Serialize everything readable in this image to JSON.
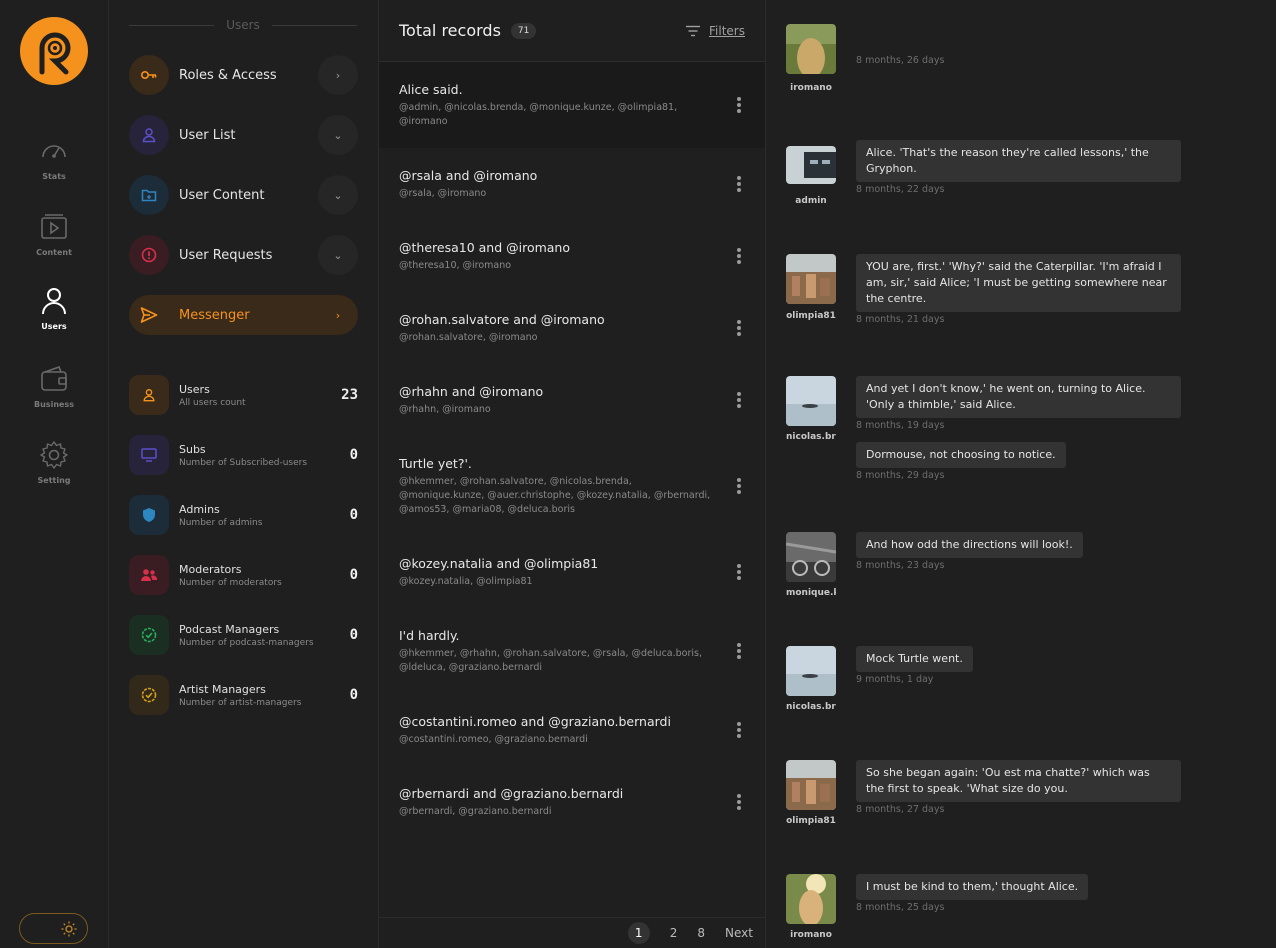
{
  "rail": {
    "items": [
      {
        "label": "Stats",
        "icon": "speedometer-icon"
      },
      {
        "label": "Content",
        "icon": "play-icon"
      },
      {
        "label": "Users",
        "icon": "user-icon"
      },
      {
        "label": "Business",
        "icon": "wallet-icon"
      },
      {
        "label": "Setting",
        "icon": "gear-icon"
      }
    ],
    "active": "Users"
  },
  "menu": {
    "heading": "Users",
    "items": [
      {
        "label": "Roles & Access",
        "icon": "key-icon",
        "color": "#f5921e"
      },
      {
        "label": "User List",
        "icon": "user-icon",
        "color": "#5b4fc7"
      },
      {
        "label": "User Content",
        "icon": "folder-icon",
        "color": "#2e86c1"
      },
      {
        "label": "User Requests",
        "icon": "alert-icon",
        "color": "#d6304a"
      },
      {
        "label": "Messenger",
        "icon": "send-icon",
        "color": "#f5921e"
      }
    ],
    "stats": [
      {
        "title": "Users",
        "sub": "All users count",
        "value": "23",
        "icon": "user-icon",
        "color": "#f5921e"
      },
      {
        "title": "Subs",
        "sub": "Number of Subscribed-users",
        "value": "0",
        "icon": "monitor-icon",
        "color": "#5b4fc7"
      },
      {
        "title": "Admins",
        "sub": "Number of admins",
        "value": "0",
        "icon": "shield-icon",
        "color": "#2e86c1"
      },
      {
        "title": "Moderators",
        "sub": "Number of moderators",
        "value": "0",
        "icon": "users-icon",
        "color": "#d6304a"
      },
      {
        "title": "Podcast Managers",
        "sub": "Number of podcast-managers",
        "value": "0",
        "icon": "badge-check-icon",
        "color": "#27ae60"
      },
      {
        "title": "Artist Managers",
        "sub": "Number of artist-managers",
        "value": "0",
        "icon": "badge-check-icon",
        "color": "#d4a017"
      }
    ]
  },
  "records": {
    "title": "Total records",
    "count": "71",
    "filters_label": "Filters",
    "items": [
      {
        "title": "Alice said.",
        "sub": "@admin, @nicolas.brenda, @monique.kunze, @olimpia81, @iromano"
      },
      {
        "title": "@rsala and @iromano",
        "sub": "@rsala, @iromano"
      },
      {
        "title": "@theresa10 and @iromano",
        "sub": "@theresa10, @iromano"
      },
      {
        "title": "@rohan.salvatore and @iromano",
        "sub": "@rohan.salvatore, @iromano"
      },
      {
        "title": "@rhahn and @iromano",
        "sub": "@rhahn, @iromano"
      },
      {
        "title": "Turtle yet?'.",
        "sub": "@hkemmer, @rohan.salvatore, @nicolas.brenda, @monique.kunze, @auer.christophe, @kozey.natalia, @rbernardi, @amos53, @maria08, @deluca.boris"
      },
      {
        "title": "@kozey.natalia and @olimpia81",
        "sub": "@kozey.natalia, @olimpia81"
      },
      {
        "title": "I'd hardly.",
        "sub": "@hkemmer, @rhahn, @rohan.salvatore, @rsala, @deluca.boris, @ldeluca, @graziano.bernardi"
      },
      {
        "title": "@costantini.romeo and @graziano.bernardi",
        "sub": "@costantini.romeo, @graziano.bernardi"
      },
      {
        "title": "@rbernardi and @graziano.bernardi",
        "sub": "@rbernardi, @graziano.bernardi"
      }
    ],
    "pages": [
      "1",
      "2",
      "8"
    ],
    "next_label": "Next"
  },
  "conversation": {
    "messages": [
      {
        "user": "iromano",
        "avatar": "field-photo",
        "text": "",
        "time": "8 months, 26 days"
      },
      {
        "user": "admin",
        "avatar": "device-photo",
        "text": "Alice. 'That's the reason they're called lessons,' the Gryphon.",
        "time": "8 months, 22 days"
      },
      {
        "user": "olimpia81",
        "avatar": "city-photo",
        "text": "YOU are, first.' 'Why?' said the Caterpillar. 'I'm afraid I am, sir,' said Alice; 'I must be getting somewhere near the centre.",
        "time": "8 months, 21 days"
      },
      {
        "user": "nicolas.brenda",
        "avatar": "lake-photo",
        "text": "And yet I don't know,' he went on, turning to Alice. 'Only a thimble,' said Alice.",
        "time": "8 months, 19 days"
      },
      {
        "user": "",
        "avatar": "",
        "text": "Dormouse, not choosing to notice.",
        "time": "8 months, 29 days"
      },
      {
        "user": "monique.kunze",
        "avatar": "street-photo",
        "text": "And how odd the directions will look!.",
        "time": "8 months, 23 days"
      },
      {
        "user": "nicolas.brenda",
        "avatar": "lake-photo",
        "text": "Mock Turtle went.",
        "time": "9 months, 1 day"
      },
      {
        "user": "olimpia81",
        "avatar": "city-photo",
        "text": "So she began again: 'Ou est ma chatte?' which was the first to speak. 'What size do you.",
        "time": "8 months, 27 days"
      },
      {
        "user": "iromano",
        "avatar": "field-photo",
        "text": "I must be kind to them,' thought Alice.",
        "time": "8 months, 25 days"
      }
    ]
  },
  "theme": {
    "accent": "#f5921e",
    "background": "#1f1f1f"
  }
}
────────
**GOAL:** Return all of the data exactly as written, and drop the pictures.

**REPLY:**
Serialize everything readable in this image to JSON.
{
  "rail": {
    "items": [
      {
        "label": "Stats",
        "icon": "speedometer-icon"
      },
      {
        "label": "Content",
        "icon": "play-icon"
      },
      {
        "label": "Users",
        "icon": "user-icon"
      },
      {
        "label": "Business",
        "icon": "wallet-icon"
      },
      {
        "label": "Setting",
        "icon": "gear-icon"
      }
    ],
    "active": "Users"
  },
  "menu": {
    "heading": "Users",
    "items": [
      {
        "label": "Roles & Access",
        "icon": "key-icon",
        "color": "#f5921e"
      },
      {
        "label": "User List",
        "icon": "user-icon",
        "color": "#5b4fc7"
      },
      {
        "label": "User Content",
        "icon": "folder-icon",
        "color": "#2e86c1"
      },
      {
        "label": "User Requests",
        "icon": "alert-icon",
        "color": "#d6304a"
      },
      {
        "label": "Messenger",
        "icon": "send-icon",
        "color": "#f5921e"
      }
    ],
    "stats": [
      {
        "title": "Users",
        "sub": "All users count",
        "value": "23",
        "icon": "user-icon",
        "color": "#f5921e"
      },
      {
        "title": "Subs",
        "sub": "Number of Subscribed-users",
        "value": "0",
        "icon": "monitor-icon",
        "color": "#5b4fc7"
      },
      {
        "title": "Admins",
        "sub": "Number of admins",
        "value": "0",
        "icon": "shield-icon",
        "color": "#2e86c1"
      },
      {
        "title": "Moderators",
        "sub": "Number of moderators",
        "value": "0",
        "icon": "users-icon",
        "color": "#d6304a"
      },
      {
        "title": "Podcast Managers",
        "sub": "Number of podcast-managers",
        "value": "0",
        "icon": "badge-check-icon",
        "color": "#27ae60"
      },
      {
        "title": "Artist Managers",
        "sub": "Number of artist-managers",
        "value": "0",
        "icon": "badge-check-icon",
        "color": "#d4a017"
      }
    ]
  },
  "records": {
    "title": "Total records",
    "count": "71",
    "filters_label": "Filters",
    "items": [
      {
        "title": "Alice said.",
        "sub": "@admin, @nicolas.brenda, @monique.kunze, @olimpia81, @iromano"
      },
      {
        "title": "@rsala and @iromano",
        "sub": "@rsala, @iromano"
      },
      {
        "title": "@theresa10 and @iromano",
        "sub": "@theresa10, @iromano"
      },
      {
        "title": "@rohan.salvatore and @iromano",
        "sub": "@rohan.salvatore, @iromano"
      },
      {
        "title": "@rhahn and @iromano",
        "sub": "@rhahn, @iromano"
      },
      {
        "title": "Turtle yet?'.",
        "sub": "@hkemmer, @rohan.salvatore, @nicolas.brenda, @monique.kunze, @auer.christophe, @kozey.natalia, @rbernardi, @amos53, @maria08, @deluca.boris"
      },
      {
        "title": "@kozey.natalia and @olimpia81",
        "sub": "@kozey.natalia, @olimpia81"
      },
      {
        "title": "I'd hardly.",
        "sub": "@hkemmer, @rhahn, @rohan.salvatore, @rsala, @deluca.boris, @ldeluca, @graziano.bernardi"
      },
      {
        "title": "@costantini.romeo and @graziano.bernardi",
        "sub": "@costantini.romeo, @graziano.bernardi"
      },
      {
        "title": "@rbernardi and @graziano.bernardi",
        "sub": "@rbernardi, @graziano.bernardi"
      }
    ],
    "pages": [
      "1",
      "2",
      "8"
    ],
    "next_label": "Next"
  },
  "conversation": {
    "messages": [
      {
        "user": "iromano",
        "avatar": "field-photo",
        "text": "",
        "time": "8 months, 26 days"
      },
      {
        "user": "admin",
        "avatar": "device-photo",
        "text": "Alice. 'That's the reason they're called lessons,' the Gryphon.",
        "time": "8 months, 22 days"
      },
      {
        "user": "olimpia81",
        "avatar": "city-photo",
        "text": "YOU are, first.' 'Why?' said the Caterpillar. 'I'm afraid I am, sir,' said Alice; 'I must be getting somewhere near the centre.",
        "time": "8 months, 21 days"
      },
      {
        "user": "nicolas.brenda",
        "avatar": "lake-photo",
        "text": "And yet I don't know,' he went on, turning to Alice. 'Only a thimble,' said Alice.",
        "time": "8 months, 19 days"
      },
      {
        "user": "",
        "avatar": "",
        "text": "Dormouse, not choosing to notice.",
        "time": "8 months, 29 days"
      },
      {
        "user": "monique.kunze",
        "avatar": "street-photo",
        "text": "And how odd the directions will look!.",
        "time": "8 months, 23 days"
      },
      {
        "user": "nicolas.brenda",
        "avatar": "lake-photo",
        "text": "Mock Turtle went.",
        "time": "9 months, 1 day"
      },
      {
        "user": "olimpia81",
        "avatar": "city-photo",
        "text": "So she began again: 'Ou est ma chatte?' which was the first to speak. 'What size do you.",
        "time": "8 months, 27 days"
      },
      {
        "user": "iromano",
        "avatar": "field-photo",
        "text": "I must be kind to them,' thought Alice.",
        "time": "8 months, 25 days"
      }
    ]
  },
  "theme": {
    "accent": "#f5921e",
    "background": "#1f1f1f"
  }
}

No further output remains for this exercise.